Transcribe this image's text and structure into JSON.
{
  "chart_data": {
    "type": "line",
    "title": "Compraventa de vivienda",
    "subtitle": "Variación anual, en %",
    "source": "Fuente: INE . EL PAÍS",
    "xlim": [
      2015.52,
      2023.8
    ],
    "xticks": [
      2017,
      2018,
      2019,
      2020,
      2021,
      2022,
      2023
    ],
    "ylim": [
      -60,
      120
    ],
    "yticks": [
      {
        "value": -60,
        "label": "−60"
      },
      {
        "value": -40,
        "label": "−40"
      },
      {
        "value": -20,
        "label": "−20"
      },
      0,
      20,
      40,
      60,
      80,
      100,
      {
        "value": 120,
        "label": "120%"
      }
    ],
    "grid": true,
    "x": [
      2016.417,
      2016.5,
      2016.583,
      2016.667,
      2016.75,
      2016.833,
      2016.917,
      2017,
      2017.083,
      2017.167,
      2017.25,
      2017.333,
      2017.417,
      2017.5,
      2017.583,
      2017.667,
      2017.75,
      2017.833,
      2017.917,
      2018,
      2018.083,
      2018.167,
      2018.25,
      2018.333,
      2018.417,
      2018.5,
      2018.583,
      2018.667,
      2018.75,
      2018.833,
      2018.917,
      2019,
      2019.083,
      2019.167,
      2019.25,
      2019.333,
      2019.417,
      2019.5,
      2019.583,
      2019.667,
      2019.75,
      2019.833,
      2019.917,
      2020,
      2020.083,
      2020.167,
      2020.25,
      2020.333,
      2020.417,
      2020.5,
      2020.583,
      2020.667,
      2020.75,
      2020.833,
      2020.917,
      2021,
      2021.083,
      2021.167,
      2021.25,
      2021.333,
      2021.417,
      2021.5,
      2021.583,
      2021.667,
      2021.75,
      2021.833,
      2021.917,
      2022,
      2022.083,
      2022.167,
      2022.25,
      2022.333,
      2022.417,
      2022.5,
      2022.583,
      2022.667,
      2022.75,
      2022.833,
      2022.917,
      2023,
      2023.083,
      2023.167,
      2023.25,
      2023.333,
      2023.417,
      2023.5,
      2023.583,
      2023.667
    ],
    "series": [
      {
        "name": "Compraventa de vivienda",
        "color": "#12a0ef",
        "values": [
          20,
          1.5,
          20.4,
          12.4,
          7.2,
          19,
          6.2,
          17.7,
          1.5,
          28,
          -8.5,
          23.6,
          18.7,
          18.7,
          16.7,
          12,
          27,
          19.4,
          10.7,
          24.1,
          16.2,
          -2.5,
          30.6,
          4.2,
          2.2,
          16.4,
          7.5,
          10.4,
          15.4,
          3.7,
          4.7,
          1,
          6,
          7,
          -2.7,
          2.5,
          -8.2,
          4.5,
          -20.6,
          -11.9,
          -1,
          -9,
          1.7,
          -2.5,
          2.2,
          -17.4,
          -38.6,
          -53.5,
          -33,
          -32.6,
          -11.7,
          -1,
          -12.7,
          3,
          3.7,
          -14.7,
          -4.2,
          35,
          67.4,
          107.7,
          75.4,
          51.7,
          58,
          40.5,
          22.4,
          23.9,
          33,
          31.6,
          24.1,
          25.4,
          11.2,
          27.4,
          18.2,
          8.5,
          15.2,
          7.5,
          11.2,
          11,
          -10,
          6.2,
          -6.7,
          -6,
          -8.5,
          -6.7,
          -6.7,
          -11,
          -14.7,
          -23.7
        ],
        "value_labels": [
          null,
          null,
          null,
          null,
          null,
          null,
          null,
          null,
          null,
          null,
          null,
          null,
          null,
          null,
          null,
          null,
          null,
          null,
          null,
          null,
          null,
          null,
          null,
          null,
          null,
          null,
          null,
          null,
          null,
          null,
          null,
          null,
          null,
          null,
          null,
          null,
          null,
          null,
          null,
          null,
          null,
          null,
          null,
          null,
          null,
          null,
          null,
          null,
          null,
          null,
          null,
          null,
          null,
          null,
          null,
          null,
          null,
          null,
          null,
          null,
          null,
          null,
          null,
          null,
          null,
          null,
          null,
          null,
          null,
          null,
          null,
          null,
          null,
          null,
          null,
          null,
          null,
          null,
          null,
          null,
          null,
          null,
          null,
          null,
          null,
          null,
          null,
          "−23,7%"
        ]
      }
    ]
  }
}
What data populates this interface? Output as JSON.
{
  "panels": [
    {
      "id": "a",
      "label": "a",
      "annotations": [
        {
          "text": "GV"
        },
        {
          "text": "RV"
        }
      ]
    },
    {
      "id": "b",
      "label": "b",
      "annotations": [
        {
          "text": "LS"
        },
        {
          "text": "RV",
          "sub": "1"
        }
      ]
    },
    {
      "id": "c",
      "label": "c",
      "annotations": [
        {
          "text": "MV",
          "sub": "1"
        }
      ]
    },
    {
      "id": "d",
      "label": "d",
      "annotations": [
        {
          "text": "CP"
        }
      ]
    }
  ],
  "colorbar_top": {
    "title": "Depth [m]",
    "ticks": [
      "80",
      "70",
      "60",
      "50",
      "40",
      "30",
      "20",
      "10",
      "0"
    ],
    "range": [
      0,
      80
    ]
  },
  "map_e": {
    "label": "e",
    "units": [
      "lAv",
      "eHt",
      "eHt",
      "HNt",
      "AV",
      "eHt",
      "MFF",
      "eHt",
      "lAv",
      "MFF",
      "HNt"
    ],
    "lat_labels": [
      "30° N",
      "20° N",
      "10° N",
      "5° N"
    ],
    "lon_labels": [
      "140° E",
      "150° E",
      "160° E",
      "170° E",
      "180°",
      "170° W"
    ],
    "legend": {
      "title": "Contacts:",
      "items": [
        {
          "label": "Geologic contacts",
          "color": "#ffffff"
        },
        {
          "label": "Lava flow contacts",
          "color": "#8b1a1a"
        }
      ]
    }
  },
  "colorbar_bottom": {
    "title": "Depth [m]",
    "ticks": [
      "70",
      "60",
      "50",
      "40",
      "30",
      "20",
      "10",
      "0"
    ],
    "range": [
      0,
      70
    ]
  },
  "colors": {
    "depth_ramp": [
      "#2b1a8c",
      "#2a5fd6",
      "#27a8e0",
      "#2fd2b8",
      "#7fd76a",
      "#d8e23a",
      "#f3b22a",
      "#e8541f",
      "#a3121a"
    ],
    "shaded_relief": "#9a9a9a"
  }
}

> [WHAT THIS TASK INVOLVES]: Return each line of the data exactly as written above.

> [OUTPUT FOR THIS EXERCISE]:
Transcribe this image's text and structure into JSON.
{
  "chart_data": {
    "type": "line",
    "title": "Compraventa de vivienda",
    "subtitle": "Variación anual, en %",
    "source": "Fuente: INE . EL PAÍS",
    "xlim": [
      2015.52,
      2023.8
    ],
    "xticks": [
      2017,
      2018,
      2019,
      2020,
      2021,
      2022,
      2023
    ],
    "ylim": [
      -60,
      120
    ],
    "yticks": [
      {
        "value": -60,
        "label": "−60"
      },
      {
        "value": -40,
        "label": "−40"
      },
      {
        "value": -20,
        "label": "−20"
      },
      0,
      20,
      40,
      60,
      80,
      100,
      {
        "value": 120,
        "label": "120%"
      }
    ],
    "grid": true,
    "x": [
      2016.417,
      2016.5,
      2016.583,
      2016.667,
      2016.75,
      2016.833,
      2016.917,
      2017,
      2017.083,
      2017.167,
      2017.25,
      2017.333,
      2017.417,
      2017.5,
      2017.583,
      2017.667,
      2017.75,
      2017.833,
      2017.917,
      2018,
      2018.083,
      2018.167,
      2018.25,
      2018.333,
      2018.417,
      2018.5,
      2018.583,
      2018.667,
      2018.75,
      2018.833,
      2018.917,
      2019,
      2019.083,
      2019.167,
      2019.25,
      2019.333,
      2019.417,
      2019.5,
      2019.583,
      2019.667,
      2019.75,
      2019.833,
      2019.917,
      2020,
      2020.083,
      2020.167,
      2020.25,
      2020.333,
      2020.417,
      2020.5,
      2020.583,
      2020.667,
      2020.75,
      2020.833,
      2020.917,
      2021,
      2021.083,
      2021.167,
      2021.25,
      2021.333,
      2021.417,
      2021.5,
      2021.583,
      2021.667,
      2021.75,
      2021.833,
      2021.917,
      2022,
      2022.083,
      2022.167,
      2022.25,
      2022.333,
      2022.417,
      2022.5,
      2022.583,
      2022.667,
      2022.75,
      2022.833,
      2022.917,
      2023,
      2023.083,
      2023.167,
      2023.25,
      2023.333,
      2023.417,
      2023.5,
      2023.583,
      2023.667
    ],
    "series": [
      {
        "name": "Compraventa de vivienda",
        "color": "#12a0ef",
        "values": [
          20,
          1.5,
          20.4,
          12.4,
          7.2,
          19,
          6.2,
          17.7,
          1.5,
          28,
          -8.5,
          23.6,
          18.7,
          18.7,
          16.7,
          12,
          27,
          19.4,
          10.7,
          24.1,
          16.2,
          -2.5,
          30.6,
          4.2,
          2.2,
          16.4,
          7.5,
          10.4,
          15.4,
          3.7,
          4.7,
          1,
          6,
          7,
          -2.7,
          2.5,
          -8.2,
          4.5,
          -20.6,
          -11.9,
          -1,
          -9,
          1.7,
          -2.5,
          2.2,
          -17.4,
          -38.6,
          -53.5,
          -33,
          -32.6,
          -11.7,
          -1,
          -12.7,
          3,
          3.7,
          -14.7,
          -4.2,
          35,
          67.4,
          107.7,
          75.4,
          51.7,
          58,
          40.5,
          22.4,
          23.9,
          33,
          31.6,
          24.1,
          25.4,
          11.2,
          27.4,
          18.2,
          8.5,
          15.2,
          7.5,
          11.2,
          11,
          -10,
          6.2,
          -6.7,
          -6,
          -8.5,
          -6.7,
          -6.7,
          -11,
          -14.7,
          -23.7
        ],
        "value_labels": [
          null,
          null,
          null,
          null,
          null,
          null,
          null,
          null,
          null,
          null,
          null,
          null,
          null,
          null,
          null,
          null,
          null,
          null,
          null,
          null,
          null,
          null,
          null,
          null,
          null,
          null,
          null,
          null,
          null,
          null,
          null,
          null,
          null,
          null,
          null,
          null,
          null,
          null,
          null,
          null,
          null,
          null,
          null,
          null,
          null,
          null,
          null,
          null,
          null,
          null,
          null,
          null,
          null,
          null,
          null,
          null,
          null,
          null,
          null,
          null,
          null,
          null,
          null,
          null,
          null,
          null,
          null,
          null,
          null,
          null,
          null,
          null,
          null,
          null,
          null,
          null,
          null,
          null,
          null,
          null,
          null,
          null,
          null,
          null,
          null,
          null,
          null,
          "−23,7%"
        ]
      }
    ]
  }
}
What data populates this interface? Output as JSON.
{
  "panels": [
    {
      "id": "a",
      "label": "a",
      "annotations": [
        {
          "text": "GV"
        },
        {
          "text": "RV"
        }
      ]
    },
    {
      "id": "b",
      "label": "b",
      "annotations": [
        {
          "text": "LS"
        },
        {
          "text": "RV",
          "sub": "1"
        }
      ]
    },
    {
      "id": "c",
      "label": "c",
      "annotations": [
        {
          "text": "MV",
          "sub": "1"
        }
      ]
    },
    {
      "id": "d",
      "label": "d",
      "annotations": [
        {
          "text": "CP"
        }
      ]
    }
  ],
  "colorbar_top": {
    "title": "Depth [m]",
    "ticks": [
      "80",
      "70",
      "60",
      "50",
      "40",
      "30",
      "20",
      "10",
      "0"
    ],
    "range": [
      0,
      80
    ]
  },
  "map_e": {
    "label": "e",
    "units": [
      "lAv",
      "eHt",
      "eHt",
      "HNt",
      "AV",
      "eHt",
      "MFF",
      "eHt",
      "lAv",
      "MFF",
      "HNt"
    ],
    "lat_labels": [
      "30° N",
      "20° N",
      "10° N",
      "5° N"
    ],
    "lon_labels": [
      "140° E",
      "150° E",
      "160° E",
      "170° E",
      "180°",
      "170° W"
    ],
    "legend": {
      "title": "Contacts:",
      "items": [
        {
          "label": "Geologic contacts",
          "color": "#ffffff"
        },
        {
          "label": "Lava flow contacts",
          "color": "#8b1a1a"
        }
      ]
    }
  },
  "colorbar_bottom": {
    "title": "Depth [m]",
    "ticks": [
      "70",
      "60",
      "50",
      "40",
      "30",
      "20",
      "10",
      "0"
    ],
    "range": [
      0,
      70
    ]
  },
  "colors": {
    "depth_ramp": [
      "#2b1a8c",
      "#2a5fd6",
      "#27a8e0",
      "#2fd2b8",
      "#7fd76a",
      "#d8e23a",
      "#f3b22a",
      "#e8541f",
      "#a3121a"
    ],
    "shaded_relief": "#9a9a9a"
  }
}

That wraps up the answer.